## Begin Exercise materials

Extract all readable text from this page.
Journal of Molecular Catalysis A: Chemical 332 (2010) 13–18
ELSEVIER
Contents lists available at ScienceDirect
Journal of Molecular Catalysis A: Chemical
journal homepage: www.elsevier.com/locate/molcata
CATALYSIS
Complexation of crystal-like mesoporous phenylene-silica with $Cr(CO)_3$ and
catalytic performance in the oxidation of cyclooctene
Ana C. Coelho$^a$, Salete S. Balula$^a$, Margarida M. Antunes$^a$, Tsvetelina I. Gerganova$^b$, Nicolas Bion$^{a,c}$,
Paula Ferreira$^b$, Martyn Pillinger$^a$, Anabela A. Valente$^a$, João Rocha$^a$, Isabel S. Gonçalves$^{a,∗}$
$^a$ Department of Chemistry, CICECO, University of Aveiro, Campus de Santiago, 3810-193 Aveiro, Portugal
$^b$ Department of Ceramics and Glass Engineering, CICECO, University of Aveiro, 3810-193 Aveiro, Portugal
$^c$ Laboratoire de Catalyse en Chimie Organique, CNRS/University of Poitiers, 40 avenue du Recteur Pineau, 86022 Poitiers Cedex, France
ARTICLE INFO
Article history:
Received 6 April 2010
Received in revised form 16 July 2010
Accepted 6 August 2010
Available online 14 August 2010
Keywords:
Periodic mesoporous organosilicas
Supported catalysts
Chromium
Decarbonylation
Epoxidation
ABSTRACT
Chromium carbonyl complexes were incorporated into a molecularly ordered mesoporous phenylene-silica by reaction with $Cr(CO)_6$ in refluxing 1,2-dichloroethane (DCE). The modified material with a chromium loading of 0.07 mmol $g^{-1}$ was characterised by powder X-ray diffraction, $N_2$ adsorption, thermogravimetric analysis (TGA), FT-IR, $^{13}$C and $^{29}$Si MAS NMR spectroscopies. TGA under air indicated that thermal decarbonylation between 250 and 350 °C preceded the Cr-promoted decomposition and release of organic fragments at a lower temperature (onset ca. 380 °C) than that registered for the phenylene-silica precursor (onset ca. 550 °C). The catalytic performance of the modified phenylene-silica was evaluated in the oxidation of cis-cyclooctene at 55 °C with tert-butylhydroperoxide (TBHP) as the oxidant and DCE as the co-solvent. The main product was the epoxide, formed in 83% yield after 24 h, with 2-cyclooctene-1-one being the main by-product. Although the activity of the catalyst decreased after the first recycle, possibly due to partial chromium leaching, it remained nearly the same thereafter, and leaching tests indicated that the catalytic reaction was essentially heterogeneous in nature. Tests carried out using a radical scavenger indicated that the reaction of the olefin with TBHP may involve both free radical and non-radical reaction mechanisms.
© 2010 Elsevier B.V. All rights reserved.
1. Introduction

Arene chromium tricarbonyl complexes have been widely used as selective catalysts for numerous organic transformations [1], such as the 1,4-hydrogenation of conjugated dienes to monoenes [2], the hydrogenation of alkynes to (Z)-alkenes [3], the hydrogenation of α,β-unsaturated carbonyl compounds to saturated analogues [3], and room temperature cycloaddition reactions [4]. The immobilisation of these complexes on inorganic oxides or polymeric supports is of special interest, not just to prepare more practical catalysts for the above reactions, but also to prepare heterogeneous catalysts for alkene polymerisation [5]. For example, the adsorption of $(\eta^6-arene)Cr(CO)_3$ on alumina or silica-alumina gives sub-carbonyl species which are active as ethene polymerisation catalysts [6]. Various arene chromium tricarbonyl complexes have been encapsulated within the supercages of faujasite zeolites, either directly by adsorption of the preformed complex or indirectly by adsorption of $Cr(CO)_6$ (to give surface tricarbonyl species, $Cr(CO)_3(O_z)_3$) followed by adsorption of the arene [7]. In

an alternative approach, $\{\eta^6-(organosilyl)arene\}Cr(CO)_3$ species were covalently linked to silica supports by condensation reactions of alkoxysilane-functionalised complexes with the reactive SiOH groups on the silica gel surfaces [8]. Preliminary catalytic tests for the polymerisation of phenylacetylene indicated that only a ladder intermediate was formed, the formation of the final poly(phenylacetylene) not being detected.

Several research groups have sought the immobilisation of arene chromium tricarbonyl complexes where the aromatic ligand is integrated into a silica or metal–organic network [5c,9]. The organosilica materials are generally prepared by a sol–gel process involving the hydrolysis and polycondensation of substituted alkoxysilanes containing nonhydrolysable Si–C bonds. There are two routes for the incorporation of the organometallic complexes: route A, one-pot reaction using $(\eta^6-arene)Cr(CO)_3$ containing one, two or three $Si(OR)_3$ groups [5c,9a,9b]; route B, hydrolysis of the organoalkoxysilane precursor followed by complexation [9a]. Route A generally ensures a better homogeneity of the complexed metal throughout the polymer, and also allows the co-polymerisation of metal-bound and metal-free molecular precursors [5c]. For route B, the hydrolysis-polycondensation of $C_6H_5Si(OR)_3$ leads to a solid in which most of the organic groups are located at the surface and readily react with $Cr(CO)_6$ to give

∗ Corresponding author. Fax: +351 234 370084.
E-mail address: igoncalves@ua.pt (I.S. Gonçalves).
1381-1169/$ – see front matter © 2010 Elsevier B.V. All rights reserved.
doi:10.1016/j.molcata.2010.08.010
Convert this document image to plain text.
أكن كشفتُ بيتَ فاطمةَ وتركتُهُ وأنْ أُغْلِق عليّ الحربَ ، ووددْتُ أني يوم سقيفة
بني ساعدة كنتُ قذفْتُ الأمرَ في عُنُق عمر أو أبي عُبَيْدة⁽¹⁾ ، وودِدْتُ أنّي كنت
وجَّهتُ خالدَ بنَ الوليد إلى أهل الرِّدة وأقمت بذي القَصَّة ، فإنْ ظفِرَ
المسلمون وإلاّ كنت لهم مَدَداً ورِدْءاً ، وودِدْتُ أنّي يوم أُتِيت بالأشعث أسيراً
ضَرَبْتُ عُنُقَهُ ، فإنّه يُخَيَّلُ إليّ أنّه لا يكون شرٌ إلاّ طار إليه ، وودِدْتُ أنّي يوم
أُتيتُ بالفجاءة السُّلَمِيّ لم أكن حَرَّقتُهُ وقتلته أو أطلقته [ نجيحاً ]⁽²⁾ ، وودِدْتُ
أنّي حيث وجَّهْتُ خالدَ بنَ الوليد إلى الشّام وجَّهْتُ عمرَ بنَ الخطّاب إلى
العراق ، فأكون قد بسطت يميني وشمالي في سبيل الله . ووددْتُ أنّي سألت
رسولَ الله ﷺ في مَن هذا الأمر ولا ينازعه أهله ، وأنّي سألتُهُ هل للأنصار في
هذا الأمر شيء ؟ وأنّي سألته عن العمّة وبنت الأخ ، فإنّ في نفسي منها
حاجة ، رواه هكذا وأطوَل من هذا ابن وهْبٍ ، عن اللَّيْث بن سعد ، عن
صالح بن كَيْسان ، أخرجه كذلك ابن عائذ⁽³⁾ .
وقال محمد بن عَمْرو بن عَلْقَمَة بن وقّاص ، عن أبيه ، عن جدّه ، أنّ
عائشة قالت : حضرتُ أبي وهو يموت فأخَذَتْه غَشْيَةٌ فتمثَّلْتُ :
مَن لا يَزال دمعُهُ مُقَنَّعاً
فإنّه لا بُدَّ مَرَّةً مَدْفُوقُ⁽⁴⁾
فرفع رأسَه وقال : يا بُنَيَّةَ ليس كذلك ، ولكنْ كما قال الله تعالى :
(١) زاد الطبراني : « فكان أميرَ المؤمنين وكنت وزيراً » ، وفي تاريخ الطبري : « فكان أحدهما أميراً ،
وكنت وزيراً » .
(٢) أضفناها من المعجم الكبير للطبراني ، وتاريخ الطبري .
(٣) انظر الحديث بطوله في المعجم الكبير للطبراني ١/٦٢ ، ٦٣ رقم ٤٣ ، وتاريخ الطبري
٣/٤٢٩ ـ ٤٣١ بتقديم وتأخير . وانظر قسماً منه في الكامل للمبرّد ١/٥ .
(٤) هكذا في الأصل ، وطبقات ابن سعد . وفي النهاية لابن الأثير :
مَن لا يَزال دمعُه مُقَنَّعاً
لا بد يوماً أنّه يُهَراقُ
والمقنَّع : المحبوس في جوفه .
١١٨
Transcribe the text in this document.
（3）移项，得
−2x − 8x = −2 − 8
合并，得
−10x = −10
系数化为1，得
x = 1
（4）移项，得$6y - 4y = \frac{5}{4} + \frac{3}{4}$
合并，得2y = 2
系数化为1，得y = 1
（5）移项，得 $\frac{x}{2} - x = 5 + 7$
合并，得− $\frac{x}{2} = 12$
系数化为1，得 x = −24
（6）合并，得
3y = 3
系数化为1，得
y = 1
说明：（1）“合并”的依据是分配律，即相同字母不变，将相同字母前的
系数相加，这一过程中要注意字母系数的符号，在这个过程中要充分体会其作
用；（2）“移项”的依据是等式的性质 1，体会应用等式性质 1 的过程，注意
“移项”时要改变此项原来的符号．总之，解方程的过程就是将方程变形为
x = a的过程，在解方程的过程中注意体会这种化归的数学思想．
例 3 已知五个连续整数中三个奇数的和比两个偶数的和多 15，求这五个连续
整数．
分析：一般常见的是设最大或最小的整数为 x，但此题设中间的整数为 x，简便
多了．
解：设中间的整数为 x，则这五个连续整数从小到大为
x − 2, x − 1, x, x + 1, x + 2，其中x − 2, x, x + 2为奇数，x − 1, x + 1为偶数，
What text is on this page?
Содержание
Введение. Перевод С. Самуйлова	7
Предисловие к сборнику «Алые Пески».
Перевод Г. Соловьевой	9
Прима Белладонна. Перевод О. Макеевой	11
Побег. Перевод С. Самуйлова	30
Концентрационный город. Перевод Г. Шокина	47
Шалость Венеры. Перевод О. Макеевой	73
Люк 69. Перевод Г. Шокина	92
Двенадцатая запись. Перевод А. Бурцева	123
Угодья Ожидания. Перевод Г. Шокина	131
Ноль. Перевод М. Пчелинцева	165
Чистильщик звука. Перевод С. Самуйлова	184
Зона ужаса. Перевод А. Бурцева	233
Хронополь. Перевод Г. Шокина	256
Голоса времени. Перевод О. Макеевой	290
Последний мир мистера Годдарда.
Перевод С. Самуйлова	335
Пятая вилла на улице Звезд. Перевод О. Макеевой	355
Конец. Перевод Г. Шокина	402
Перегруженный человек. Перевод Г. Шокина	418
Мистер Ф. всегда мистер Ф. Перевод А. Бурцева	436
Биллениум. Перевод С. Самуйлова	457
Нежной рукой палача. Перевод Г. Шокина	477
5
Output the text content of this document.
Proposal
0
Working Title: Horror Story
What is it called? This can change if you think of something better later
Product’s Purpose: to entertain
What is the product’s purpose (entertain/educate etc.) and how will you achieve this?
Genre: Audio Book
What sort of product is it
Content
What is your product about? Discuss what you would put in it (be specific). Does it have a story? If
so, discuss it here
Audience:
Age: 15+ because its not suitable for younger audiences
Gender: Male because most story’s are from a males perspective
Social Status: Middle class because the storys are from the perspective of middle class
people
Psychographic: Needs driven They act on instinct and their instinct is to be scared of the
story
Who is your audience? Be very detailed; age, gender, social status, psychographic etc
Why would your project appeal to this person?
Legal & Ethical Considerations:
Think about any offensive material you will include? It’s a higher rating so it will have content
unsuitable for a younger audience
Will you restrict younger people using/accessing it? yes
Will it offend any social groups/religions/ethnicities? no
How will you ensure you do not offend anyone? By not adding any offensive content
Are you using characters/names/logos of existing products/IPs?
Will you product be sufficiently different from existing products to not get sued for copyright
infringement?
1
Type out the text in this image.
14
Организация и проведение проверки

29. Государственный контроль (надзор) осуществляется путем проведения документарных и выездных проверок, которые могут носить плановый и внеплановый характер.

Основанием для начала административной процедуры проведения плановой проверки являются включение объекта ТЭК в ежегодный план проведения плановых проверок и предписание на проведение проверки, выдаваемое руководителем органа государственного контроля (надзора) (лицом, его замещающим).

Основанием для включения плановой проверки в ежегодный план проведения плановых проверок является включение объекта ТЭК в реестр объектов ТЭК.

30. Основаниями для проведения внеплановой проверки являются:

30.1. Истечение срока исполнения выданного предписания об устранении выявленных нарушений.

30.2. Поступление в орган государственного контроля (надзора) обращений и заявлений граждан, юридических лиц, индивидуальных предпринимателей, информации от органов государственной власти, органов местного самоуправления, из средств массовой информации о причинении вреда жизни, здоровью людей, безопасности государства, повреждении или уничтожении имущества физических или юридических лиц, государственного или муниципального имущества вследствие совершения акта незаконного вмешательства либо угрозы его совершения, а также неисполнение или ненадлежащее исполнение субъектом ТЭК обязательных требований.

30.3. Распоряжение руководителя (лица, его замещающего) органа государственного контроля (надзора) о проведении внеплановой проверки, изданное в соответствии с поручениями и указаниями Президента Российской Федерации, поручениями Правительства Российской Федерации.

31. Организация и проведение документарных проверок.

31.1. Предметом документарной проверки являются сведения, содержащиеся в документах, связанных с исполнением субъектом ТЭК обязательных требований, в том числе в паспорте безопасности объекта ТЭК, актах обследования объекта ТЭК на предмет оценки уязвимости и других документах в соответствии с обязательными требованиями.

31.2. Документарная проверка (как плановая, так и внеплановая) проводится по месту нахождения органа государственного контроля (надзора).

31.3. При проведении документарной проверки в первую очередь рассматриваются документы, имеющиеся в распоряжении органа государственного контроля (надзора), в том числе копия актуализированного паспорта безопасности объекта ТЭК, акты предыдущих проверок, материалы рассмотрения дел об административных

## End Exercise materials

What is expected: Show the lines of the material that contain the word "проверок".

Exercise response:
29. Государственный контроль (надзор) осуществляется путем проведения документарных и выездных проверок, которые могут носить плановый и внеплановый характер.
Основанием для начала административной процедуры проведения плановой проверки являются включение объекта ТЭК в ежегодный план проведения плановых проверок и предписание на проведение проверки, выдаваемое руководителем органа государственного контроля (надзора) (лицом, его замещающим).
Основанием для включения плановой проверки в ежегодный план проведения плановых проверок является включение объекта ТЭК в реестр объектов ТЭК.
31. Организация и проведение документарных проверок.
31.3. При проведении документарной проверки в первую очередь рассматриваются документы, имеющиеся в распоряжении органа государственного контроля (надзора), в том числе копия актуализированного паспорта безопасности объекта ТЭК, акты предыдущих проверок, материалы рассмотрения дел об административных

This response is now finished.